**Requirements**
Reproduce the material exactly, omitting nothing.

* * * * * * *

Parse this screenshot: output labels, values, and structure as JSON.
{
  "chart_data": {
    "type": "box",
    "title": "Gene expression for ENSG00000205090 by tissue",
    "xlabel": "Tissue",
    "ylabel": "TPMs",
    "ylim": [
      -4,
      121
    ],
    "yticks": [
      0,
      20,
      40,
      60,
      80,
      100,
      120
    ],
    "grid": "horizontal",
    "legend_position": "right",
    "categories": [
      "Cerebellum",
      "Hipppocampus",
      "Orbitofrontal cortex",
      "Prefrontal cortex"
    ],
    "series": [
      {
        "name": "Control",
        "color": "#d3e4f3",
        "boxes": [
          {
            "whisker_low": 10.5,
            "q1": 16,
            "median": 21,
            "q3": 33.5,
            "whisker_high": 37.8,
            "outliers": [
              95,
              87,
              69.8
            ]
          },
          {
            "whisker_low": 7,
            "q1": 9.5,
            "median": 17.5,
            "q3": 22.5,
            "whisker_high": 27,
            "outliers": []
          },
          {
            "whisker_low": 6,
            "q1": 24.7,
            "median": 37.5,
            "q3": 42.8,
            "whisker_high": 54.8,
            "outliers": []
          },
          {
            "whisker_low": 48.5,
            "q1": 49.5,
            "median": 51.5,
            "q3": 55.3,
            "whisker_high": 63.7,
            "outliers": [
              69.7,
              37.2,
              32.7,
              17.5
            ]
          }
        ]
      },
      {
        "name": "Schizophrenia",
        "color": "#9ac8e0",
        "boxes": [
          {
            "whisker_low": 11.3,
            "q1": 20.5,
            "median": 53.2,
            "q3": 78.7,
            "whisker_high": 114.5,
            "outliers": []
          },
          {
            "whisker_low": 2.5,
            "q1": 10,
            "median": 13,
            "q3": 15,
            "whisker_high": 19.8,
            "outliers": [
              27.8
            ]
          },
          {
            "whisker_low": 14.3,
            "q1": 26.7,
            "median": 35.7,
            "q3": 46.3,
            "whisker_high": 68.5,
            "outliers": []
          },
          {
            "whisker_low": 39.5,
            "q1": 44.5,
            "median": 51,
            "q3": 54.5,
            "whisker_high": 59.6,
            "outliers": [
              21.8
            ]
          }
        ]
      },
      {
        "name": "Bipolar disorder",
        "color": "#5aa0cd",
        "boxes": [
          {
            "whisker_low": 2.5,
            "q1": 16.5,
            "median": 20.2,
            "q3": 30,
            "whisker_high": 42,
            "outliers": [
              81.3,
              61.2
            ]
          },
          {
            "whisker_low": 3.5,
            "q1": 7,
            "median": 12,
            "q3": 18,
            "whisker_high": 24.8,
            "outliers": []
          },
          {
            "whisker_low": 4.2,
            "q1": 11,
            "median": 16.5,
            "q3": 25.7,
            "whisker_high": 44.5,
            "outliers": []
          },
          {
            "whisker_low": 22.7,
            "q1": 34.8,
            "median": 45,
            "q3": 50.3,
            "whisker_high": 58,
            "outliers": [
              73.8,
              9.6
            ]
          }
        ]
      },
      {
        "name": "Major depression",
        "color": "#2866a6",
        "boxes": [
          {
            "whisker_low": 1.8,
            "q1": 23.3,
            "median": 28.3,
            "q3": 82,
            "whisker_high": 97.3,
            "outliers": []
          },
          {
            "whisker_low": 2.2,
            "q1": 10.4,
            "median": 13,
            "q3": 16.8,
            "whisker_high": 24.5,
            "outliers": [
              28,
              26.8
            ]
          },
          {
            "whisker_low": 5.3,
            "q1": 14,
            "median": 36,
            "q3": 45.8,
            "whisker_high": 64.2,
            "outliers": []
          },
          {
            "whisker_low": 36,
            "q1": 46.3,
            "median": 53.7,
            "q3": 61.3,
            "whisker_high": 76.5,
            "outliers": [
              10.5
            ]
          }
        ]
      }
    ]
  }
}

* * * * * * *

**Output**
Parse this screenshot: output labels, values, and structure as JSON.
{
  "chart_data": {
    "type": "box",
    "title": "Gene expression for ENSG00000205090 by tissue",
    "xlabel": "Tissue",
    "ylabel": "TPMs",
    "ylim": [
      -4,
      121
    ],
    "yticks": [
      0,
      20,
      40,
      60,
      80,
      100,
      120
    ],
    "grid": "horizontal",
    "legend_position": "right",
    "categories": [
      "Cerebellum",
      "Hipppocampus",
      "Orbitofrontal cortex",
      "Prefrontal cortex"
    ],
    "series": [
      {
        "name": "Control",
        "color": "#d3e4f3",
        "boxes": [
          {
            "whisker_low": 10.5,
            "q1": 16,
            "median": 21,
            "q3": 33.5,
            "whisker_high": 37.8,
            "outliers": [
              95,
              87,
              69.8
            ]
          },
          {
            "whisker_low": 7,
            "q1": 9.5,
            "median": 17.5,
            "q3": 22.5,
            "whisker_high": 27,
            "outliers": []
          },
          {
            "whisker_low": 6,
            "q1": 24.7,
            "median": 37.5,
            "q3": 42.8,
            "whisker_high": 54.8,
            "outliers": []
          },
          {
            "whisker_low": 48.5,
            "q1": 49.5,
            "median": 51.5,
            "q3": 55.3,
            "whisker_high": 63.7,
            "outliers": [
              69.7,
              37.2,
              32.7,
              17.5
            ]
          }
        ]
      },
      {
        "name": "Schizophrenia",
        "color": "#9ac8e0",
        "boxes": [
          {
            "whisker_low": 11.3,
            "q1": 20.5,
            "median": 53.2,
            "q3": 78.7,
            "whisker_high": 114.5,
            "outliers": []
          },
          {
            "whisker_low": 2.5,
            "q1": 10,
            "median": 13,
            "q3": 15,
            "whisker_high": 19.8,
            "outliers": [
              27.8
            ]
          },
          {
            "whisker_low": 14.3,
            "q1": 26.7,
            "median": 35.7,
            "q3": 46.3,
            "whisker_high": 68.5,
            "outliers": []
          },
          {
            "whisker_low": 39.5,
            "q1": 44.5,
            "median": 51,
            "q3": 54.5,
            "whisker_high": 59.6,
            "outliers": [
              21.8
            ]
          }
        ]
      },
      {
        "name": "Bipolar disorder",
        "color": "#5aa0cd",
        "boxes": [
          {
            "whisker_low": 2.5,
            "q1": 16.5,
            "median": 20.2,
            "q3": 30,
            "whisker_high": 42,
            "outliers": [
              81.3,
              61.2
            ]
          },
          {
            "whisker_low": 3.5,
            "q1": 7,
            "median": 12,
            "q3": 18,
            "whisker_high": 24.8,
            "outliers": []
          },
          {
            "whisker_low": 4.2,
            "q1": 11,
            "median": 16.5,
            "q3": 25.7,
            "whisker_high": 44.5,
            "outliers": []
          },
          {
            "whisker_low": 22.7,
            "q1": 34.8,
            "median": 45,
            "q3": 50.3,
            "whisker_high": 58,
            "outliers": [
              73.8,
              9.6
            ]
          }
        ]
      },
      {
        "name": "Major depression",
        "color": "#2866a6",
        "boxes": [
          {
            "whisker_low": 1.8,
            "q1": 23.3,
            "median": 28.3,
            "q3": 82,
            "whisker_high": 97.3,
            "outliers": []
          },
          {
            "whisker_low": 2.2,
            "q1": 10.4,
            "median": 13,
            "q3": 16.8,
            "whisker_high": 24.5,
            "outliers": [
              28,
              26.8
            ]
          },
          {
            "whisker_low": 5.3,
            "q1": 14,
            "median": 36,
            "q3": 45.8,
            "whisker_high": 64.2,
            "outliers": []
          },
          {
            "whisker_low": 36,
            "q1": 46.3,
            "median": 53.7,
            "q3": 61.3,
            "whisker_high": 76.5,
            "outliers": [
              10.5
            ]
          }
        ]
      }
    ]
  }
}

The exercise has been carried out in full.